What you are asked to do - Write out each line exactly as it stands, please.
[Start of Data section]
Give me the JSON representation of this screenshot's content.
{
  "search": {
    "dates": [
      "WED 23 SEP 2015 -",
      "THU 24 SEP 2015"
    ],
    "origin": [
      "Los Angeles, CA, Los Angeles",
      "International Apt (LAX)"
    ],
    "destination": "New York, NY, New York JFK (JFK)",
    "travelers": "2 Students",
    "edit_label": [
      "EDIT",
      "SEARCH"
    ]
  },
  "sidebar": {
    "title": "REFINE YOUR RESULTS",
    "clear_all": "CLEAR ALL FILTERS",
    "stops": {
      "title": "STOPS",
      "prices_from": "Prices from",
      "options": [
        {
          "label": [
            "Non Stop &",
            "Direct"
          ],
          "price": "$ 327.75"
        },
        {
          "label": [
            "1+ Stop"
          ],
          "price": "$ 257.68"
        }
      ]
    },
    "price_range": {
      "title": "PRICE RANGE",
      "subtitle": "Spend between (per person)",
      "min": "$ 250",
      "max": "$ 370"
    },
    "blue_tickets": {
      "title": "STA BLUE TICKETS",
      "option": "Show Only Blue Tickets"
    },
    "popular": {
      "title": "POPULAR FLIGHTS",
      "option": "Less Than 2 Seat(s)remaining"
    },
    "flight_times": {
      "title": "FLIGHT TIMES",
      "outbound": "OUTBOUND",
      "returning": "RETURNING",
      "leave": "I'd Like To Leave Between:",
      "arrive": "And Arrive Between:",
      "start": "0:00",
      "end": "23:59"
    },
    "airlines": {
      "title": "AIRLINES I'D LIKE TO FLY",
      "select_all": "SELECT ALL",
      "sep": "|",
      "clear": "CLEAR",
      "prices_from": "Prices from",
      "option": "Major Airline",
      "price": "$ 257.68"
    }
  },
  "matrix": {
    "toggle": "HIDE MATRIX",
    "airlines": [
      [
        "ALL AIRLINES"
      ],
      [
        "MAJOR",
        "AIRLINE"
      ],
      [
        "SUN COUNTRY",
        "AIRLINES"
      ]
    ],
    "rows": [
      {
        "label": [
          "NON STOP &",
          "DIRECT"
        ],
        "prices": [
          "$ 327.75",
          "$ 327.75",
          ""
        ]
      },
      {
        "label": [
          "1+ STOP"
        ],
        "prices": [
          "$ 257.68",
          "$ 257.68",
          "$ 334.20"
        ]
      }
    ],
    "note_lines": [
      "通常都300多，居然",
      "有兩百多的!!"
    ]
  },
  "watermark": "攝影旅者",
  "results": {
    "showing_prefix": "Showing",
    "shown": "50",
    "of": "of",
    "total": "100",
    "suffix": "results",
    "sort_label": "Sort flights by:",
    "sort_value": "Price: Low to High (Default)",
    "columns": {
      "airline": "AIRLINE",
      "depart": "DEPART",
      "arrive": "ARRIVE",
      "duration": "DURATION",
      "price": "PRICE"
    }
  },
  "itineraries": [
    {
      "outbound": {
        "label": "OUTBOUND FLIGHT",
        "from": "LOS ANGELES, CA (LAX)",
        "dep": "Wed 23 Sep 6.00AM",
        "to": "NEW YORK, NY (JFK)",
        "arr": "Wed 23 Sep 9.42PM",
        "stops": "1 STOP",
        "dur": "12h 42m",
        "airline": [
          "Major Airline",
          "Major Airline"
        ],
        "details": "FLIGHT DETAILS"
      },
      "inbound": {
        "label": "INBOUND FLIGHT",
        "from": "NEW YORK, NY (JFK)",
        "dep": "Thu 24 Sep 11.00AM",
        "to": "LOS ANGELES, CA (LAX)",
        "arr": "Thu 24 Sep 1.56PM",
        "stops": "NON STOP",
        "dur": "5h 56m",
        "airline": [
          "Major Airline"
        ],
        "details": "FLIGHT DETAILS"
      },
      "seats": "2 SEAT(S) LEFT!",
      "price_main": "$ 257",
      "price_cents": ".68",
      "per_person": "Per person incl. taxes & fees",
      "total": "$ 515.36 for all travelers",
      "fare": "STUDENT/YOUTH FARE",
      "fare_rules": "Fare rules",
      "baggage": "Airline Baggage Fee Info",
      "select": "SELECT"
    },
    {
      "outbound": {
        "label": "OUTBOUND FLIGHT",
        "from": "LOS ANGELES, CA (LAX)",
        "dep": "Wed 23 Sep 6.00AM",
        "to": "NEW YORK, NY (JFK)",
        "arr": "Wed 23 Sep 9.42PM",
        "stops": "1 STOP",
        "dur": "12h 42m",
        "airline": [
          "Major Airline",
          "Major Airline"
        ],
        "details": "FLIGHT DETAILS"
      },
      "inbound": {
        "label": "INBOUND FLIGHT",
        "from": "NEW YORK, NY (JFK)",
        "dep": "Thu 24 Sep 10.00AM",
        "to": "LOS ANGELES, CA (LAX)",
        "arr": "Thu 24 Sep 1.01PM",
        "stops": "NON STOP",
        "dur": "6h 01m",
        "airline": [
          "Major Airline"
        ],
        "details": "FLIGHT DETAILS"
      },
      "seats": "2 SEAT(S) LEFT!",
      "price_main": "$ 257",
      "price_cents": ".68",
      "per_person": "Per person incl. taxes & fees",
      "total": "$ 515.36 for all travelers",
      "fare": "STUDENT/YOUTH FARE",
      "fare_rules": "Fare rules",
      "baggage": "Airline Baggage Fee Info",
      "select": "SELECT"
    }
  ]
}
[End of Data section]
Reply -
Give me the JSON representation of this screenshot's content.
{
  "search": {
    "dates": [
      "WED 23 SEP 2015 -",
      "THU 24 SEP 2015"
    ],
    "origin": [
      "Los Angeles, CA, Los Angeles",
      "International Apt (LAX)"
    ],
    "destination": "New York, NY, New York JFK (JFK)",
    "travelers": "2 Students",
    "edit_label": [
      "EDIT",
      "SEARCH"
    ]
  },
  "sidebar": {
    "title": "REFINE YOUR RESULTS",
    "clear_all": "CLEAR ALL FILTERS",
    "stops": {
      "title": "STOPS",
      "prices_from": "Prices from",
      "options": [
        {
          "label": [
            "Non Stop &",
            "Direct"
          ],
          "price": "$ 327.75"
        },
        {
          "label": [
            "1+ Stop"
          ],
          "price": "$ 257.68"
        }
      ]
    },
    "price_range": {
      "title": "PRICE RANGE",
      "subtitle": "Spend between (per person)",
      "min": "$ 250",
      "max": "$ 370"
    },
    "blue_tickets": {
      "title": "STA BLUE TICKETS",
      "option": "Show Only Blue Tickets"
    },
    "popular": {
      "title": "POPULAR FLIGHTS",
      "option": "Less Than 2 Seat(s)remaining"
    },
    "flight_times": {
      "title": "FLIGHT TIMES",
      "outbound": "OUTBOUND",
      "returning": "RETURNING",
      "leave": "I'd Like To Leave Between:",
      "arrive": "And Arrive Between:",
      "start": "0:00",
      "end": "23:59"
    },
    "airlines": {
      "title": "AIRLINES I'D LIKE TO FLY",
      "select_all": "SELECT ALL",
      "sep": "|",
      "clear": "CLEAR",
      "prices_from": "Prices from",
      "option": "Major Airline",
      "price": "$ 257.68"
    }
  },
  "matrix": {
    "toggle": "HIDE MATRIX",
    "airlines": [
      [
        "ALL AIRLINES"
      ],
      [
        "MAJOR",
        "AIRLINE"
      ],
      [
        "SUN COUNTRY",
        "AIRLINES"
      ]
    ],
    "rows": [
      {
        "label": [
          "NON STOP &",
          "DIRECT"
        ],
        "prices": [
          "$ 327.75",
          "$ 327.75",
          ""
        ]
      },
      {
        "label": [
          "1+ STOP"
        ],
        "prices": [
          "$ 257.68",
          "$ 257.68",
          "$ 334.20"
        ]
      }
    ],
    "note_lines": [
      "通常都300多，居然",
      "有兩百多的!!"
    ]
  },
  "watermark": "攝影旅者",
  "results": {
    "showing_prefix": "Showing",
    "shown": "50",
    "of": "of",
    "total": "100",
    "suffix": "results",
    "sort_label": "Sort flights by:",
    "sort_value": "Price: Low to High (Default)",
    "columns": {
      "airline": "AIRLINE",
      "depart": "DEPART",
      "arrive": "ARRIVE",
      "duration": "DURATION",
      "price": "PRICE"
    }
  },
  "itineraries": [
    {
      "outbound": {
        "label": "OUTBOUND FLIGHT",
        "from": "LOS ANGELES, CA (LAX)",
        "dep": "Wed 23 Sep 6.00AM",
        "to": "NEW YORK, NY (JFK)",
        "arr": "Wed 23 Sep 9.42PM",
        "stops": "1 STOP",
        "dur": "12h 42m",
        "airline": [
          "Major Airline",
          "Major Airline"
        ],
        "details": "FLIGHT DETAILS"
      },
      "inbound": {
        "label": "INBOUND FLIGHT",
        "from": "NEW YORK, NY (JFK)",
        "dep": "Thu 24 Sep 11.00AM",
        "to": "LOS ANGELES, CA (LAX)",
        "arr": "Thu 24 Sep 1.56PM",
        "stops": "NON STOP",
        "dur": "5h 56m",
        "airline": [
          "Major Airline"
        ],
        "details": "FLIGHT DETAILS"
      },
      "seats": "2 SEAT(S) LEFT!",
      "price_main": "$ 257",
      "price_cents": ".68",
      "per_person": "Per person incl. taxes & fees",
      "total": "$ 515.36 for all travelers",
      "fare": "STUDENT/YOUTH FARE",
      "fare_rules": "Fare rules",
      "baggage": "Airline Baggage Fee Info",
      "select": "SELECT"
    },
    {
      "outbound": {
        "label": "OUTBOUND FLIGHT",
        "from": "LOS ANGELES, CA (LAX)",
        "dep": "Wed 23 Sep 6.00AM",
        "to": "NEW YORK, NY (JFK)",
        "arr": "Wed 23 Sep 9.42PM",
        "stops": "1 STOP",
        "dur": "12h 42m",
        "airline": [
          "Major Airline",
          "Major Airline"
        ],
        "details": "FLIGHT DETAILS"
      },
      "inbound": {
        "label": "INBOUND FLIGHT",
        "from": "NEW YORK, NY (JFK)",
        "dep": "Thu 24 Sep 10.00AM",
        "to": "LOS ANGELES, CA (LAX)",
        "arr": "Thu 24 Sep 1.01PM",
        "stops": "NON STOP",
        "dur": "6h 01m",
        "airline": [
          "Major Airline"
        ],
        "details": "FLIGHT DETAILS"
      },
      "seats": "2 SEAT(S) LEFT!",
      "price_main": "$ 257",
      "price_cents": ".68",
      "per_person": "Per person incl. taxes & fees",
      "total": "$ 515.36 for all travelers",
      "fare": "STUDENT/YOUTH FARE",
      "fare_rules": "Fare rules",
      "baggage": "Airline Baggage Fee Info",
      "select": "SELECT"
    }
  ]
}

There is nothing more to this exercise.